Text section =
::::::::

The tag’s resonance, which represents the peak read range over a frequency range, is associated with the maximum power transmission coefficient, \(\tau\). Therefore, in order to achieve the maximum read range, it is essential to optimise the tag antenna to achieve the highest power transmission coefficient, \(\tau\), and then utilise (6) in conjunction with the reader system to calculate the corresponding read range, r. For a parallel circuit with a resistor and capacitor:

$$\begin{aligned} Q = R_p\times \omega \left( C_p + C_{mount}\right) \end{aligned}$$
(7)

From 2a, the parallel resistance of the tag chip, \(R_p\) = 1200 \(\Omega\), while the parallel capacitance, \(C_p\) = 1.23 pF with an additional parasitic capacitance of 0.21 pF. Furthermore, \(\omega =2 \pi f\), where f is the central frequency of 900 MHz. As per circuit theory, the real component of the chip impedance, \(R_{ch}\), at this frequency can be calculated as \(R_{ch} = {R_p}/({1+Q^2})\). For this particular case, \(R_{ch}\) evaluates to 12.3 \(\Omega\). Additionally, the imaginary component of the chip impedance is \(1/(\omega Cp)\) and equals −120.8 \(\Omega\). Utilising (1), we can express the chip impedance, \(Z_{ch}\) = 12 − j121 \(\Omega\). The matching of the antenna-chip impedance is validated through the read range tests, which are discussed in the subsequent section.

::::::::

Information provided =
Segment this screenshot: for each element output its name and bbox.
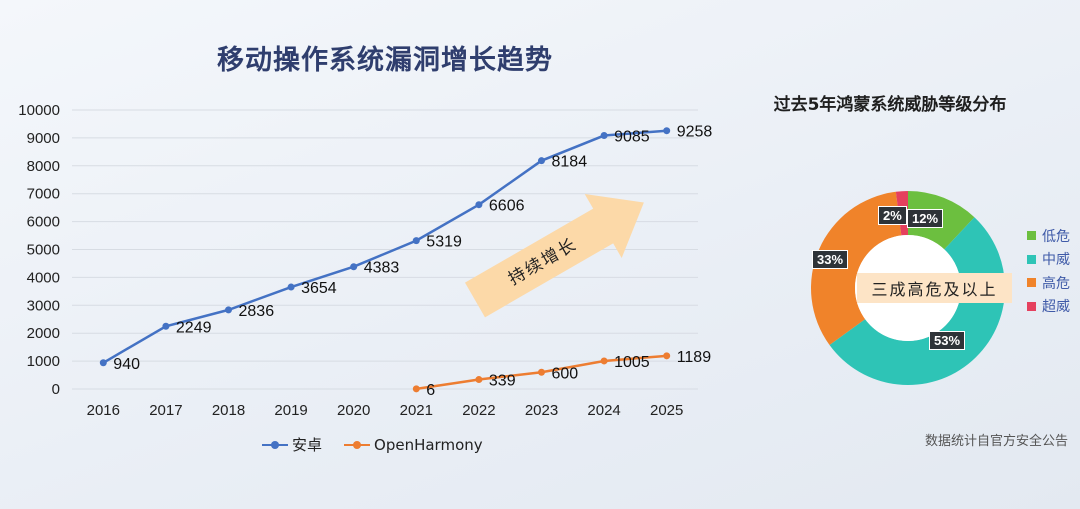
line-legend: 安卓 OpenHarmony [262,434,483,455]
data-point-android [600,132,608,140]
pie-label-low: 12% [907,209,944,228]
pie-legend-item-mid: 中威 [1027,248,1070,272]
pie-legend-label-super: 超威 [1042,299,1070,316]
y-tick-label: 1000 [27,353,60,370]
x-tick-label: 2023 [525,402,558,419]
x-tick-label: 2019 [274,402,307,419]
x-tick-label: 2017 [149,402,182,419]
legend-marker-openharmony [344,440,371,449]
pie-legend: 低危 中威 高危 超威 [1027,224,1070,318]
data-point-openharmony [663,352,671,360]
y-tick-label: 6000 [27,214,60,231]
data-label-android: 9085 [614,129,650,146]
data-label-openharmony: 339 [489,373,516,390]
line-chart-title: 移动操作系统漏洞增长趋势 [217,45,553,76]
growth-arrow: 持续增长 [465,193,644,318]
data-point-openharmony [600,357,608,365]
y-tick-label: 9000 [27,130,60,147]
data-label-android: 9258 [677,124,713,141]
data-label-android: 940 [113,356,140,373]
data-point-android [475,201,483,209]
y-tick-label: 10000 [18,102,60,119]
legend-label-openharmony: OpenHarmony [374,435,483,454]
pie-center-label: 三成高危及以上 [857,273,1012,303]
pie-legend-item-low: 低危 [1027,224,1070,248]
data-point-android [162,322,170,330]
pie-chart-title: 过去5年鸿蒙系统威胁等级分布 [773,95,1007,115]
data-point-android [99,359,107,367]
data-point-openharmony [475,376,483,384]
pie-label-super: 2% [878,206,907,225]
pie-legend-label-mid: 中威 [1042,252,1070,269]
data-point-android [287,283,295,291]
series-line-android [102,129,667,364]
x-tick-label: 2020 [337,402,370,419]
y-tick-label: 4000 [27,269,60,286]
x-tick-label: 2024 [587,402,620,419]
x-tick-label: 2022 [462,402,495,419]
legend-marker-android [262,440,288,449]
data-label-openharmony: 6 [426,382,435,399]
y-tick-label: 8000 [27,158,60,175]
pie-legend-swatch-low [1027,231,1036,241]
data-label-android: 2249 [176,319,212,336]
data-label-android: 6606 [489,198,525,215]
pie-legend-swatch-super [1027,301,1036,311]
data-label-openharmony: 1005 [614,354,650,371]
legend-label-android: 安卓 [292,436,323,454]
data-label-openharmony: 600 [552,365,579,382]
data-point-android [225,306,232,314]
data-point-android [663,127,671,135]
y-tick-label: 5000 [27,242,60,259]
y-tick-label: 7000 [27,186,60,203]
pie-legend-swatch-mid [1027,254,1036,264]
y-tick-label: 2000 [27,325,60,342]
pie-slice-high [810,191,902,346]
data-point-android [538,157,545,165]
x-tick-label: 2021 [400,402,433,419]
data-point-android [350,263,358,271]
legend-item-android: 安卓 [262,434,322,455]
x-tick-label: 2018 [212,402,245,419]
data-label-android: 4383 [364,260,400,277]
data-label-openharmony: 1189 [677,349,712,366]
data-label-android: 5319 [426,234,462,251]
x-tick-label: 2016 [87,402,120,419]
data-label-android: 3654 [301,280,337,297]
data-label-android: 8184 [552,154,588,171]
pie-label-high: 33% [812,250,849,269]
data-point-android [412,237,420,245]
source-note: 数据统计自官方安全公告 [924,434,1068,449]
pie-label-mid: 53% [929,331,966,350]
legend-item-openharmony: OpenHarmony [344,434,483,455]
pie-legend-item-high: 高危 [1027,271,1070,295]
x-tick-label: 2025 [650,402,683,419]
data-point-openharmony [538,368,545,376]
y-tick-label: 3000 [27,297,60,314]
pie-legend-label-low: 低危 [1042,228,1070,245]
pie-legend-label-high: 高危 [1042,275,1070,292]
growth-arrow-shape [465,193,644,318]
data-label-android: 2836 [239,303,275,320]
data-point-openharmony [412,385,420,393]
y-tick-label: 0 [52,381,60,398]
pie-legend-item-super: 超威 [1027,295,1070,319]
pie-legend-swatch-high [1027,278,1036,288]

::::::::

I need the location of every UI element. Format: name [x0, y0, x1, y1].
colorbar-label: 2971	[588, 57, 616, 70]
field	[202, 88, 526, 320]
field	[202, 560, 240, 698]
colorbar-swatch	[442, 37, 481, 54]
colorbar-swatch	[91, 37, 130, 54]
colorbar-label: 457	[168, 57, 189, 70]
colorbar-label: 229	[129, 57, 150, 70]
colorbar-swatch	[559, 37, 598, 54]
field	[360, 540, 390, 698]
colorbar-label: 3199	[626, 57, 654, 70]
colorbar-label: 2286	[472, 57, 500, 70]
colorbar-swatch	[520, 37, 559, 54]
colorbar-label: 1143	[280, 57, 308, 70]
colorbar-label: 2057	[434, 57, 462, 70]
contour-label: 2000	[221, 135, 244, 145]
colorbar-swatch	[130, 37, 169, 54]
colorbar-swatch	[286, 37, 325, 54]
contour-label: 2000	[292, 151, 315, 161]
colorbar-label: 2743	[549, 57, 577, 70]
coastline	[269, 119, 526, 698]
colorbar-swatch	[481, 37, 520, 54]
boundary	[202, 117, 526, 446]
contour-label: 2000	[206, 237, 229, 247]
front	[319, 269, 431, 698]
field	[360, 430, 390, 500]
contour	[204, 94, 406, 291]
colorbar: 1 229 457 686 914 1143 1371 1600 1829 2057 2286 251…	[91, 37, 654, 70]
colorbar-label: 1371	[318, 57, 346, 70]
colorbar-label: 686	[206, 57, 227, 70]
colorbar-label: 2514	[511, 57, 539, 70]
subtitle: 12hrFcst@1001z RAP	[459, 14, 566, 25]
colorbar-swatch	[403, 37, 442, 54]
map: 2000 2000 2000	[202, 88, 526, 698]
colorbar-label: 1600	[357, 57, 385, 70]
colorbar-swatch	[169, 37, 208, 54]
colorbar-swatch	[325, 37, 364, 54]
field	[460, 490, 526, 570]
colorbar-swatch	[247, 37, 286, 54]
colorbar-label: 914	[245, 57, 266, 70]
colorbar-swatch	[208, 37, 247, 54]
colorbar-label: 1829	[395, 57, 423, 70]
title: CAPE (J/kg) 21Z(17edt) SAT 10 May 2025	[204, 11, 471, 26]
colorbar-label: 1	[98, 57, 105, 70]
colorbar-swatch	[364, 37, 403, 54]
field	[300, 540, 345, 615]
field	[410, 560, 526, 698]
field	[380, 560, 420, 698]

::::::::

Required tasks =
(A) Answer these from the chip impedance text:
(i) What is the tag's resonance associated with?
(ii) What central frequency is used?
(iii) What value does the real component of the chip impedance evaluate to?
(B) For each statement, say whether it agrees with the chip impedance text. Give yes or no and quote the deciding words.
(i) Reaching the maximum read range requires optimizing the tag antenna for the highest power transmission coefficient.
(ii) The parasitic capacitance is 1.23 pF.
(iii) Read range tests validate the antenna-chip impedance matching.
(C) Rewrite the paragraph of the chip impedance text that begins "From 2a, the parallel resistance" as a list, keeping its main facts.
The listing has nothing to do with the work here.

Expected outputs =
(A)
(i) The maximum power transmission coefficient, τ
(ii) 900 MHz
(iii) 12.3 Ω

(B)
(i) Yes: "it is essential to optimise the tag antenna to achieve the highest power transmission coefficient"
(ii) No: "with an additional parasitic capacitance of 0.21 pF"
(iii) Yes: "The matching of the antenna-chip impedance is validated through the read range tests"

(C)
- Parallel resistance of the tag chip: 1200 Ω
- Parallel capacitance: 1.23 pF, plus 0.21 pF parasitic capacitance
- ω = 2πf, with a central frequency of 900 MHz
- Real component of the chip impedance: R_ch = R_p/(1 + Q²), which is 12.3 Ω here
- Imaginary component: 1/(ωC_p), which is −120.8 Ω
- Chip impedance: Z_ch = 12 − j121 Ω
- Read range tests in the next section validate the antenna-chip impedance matching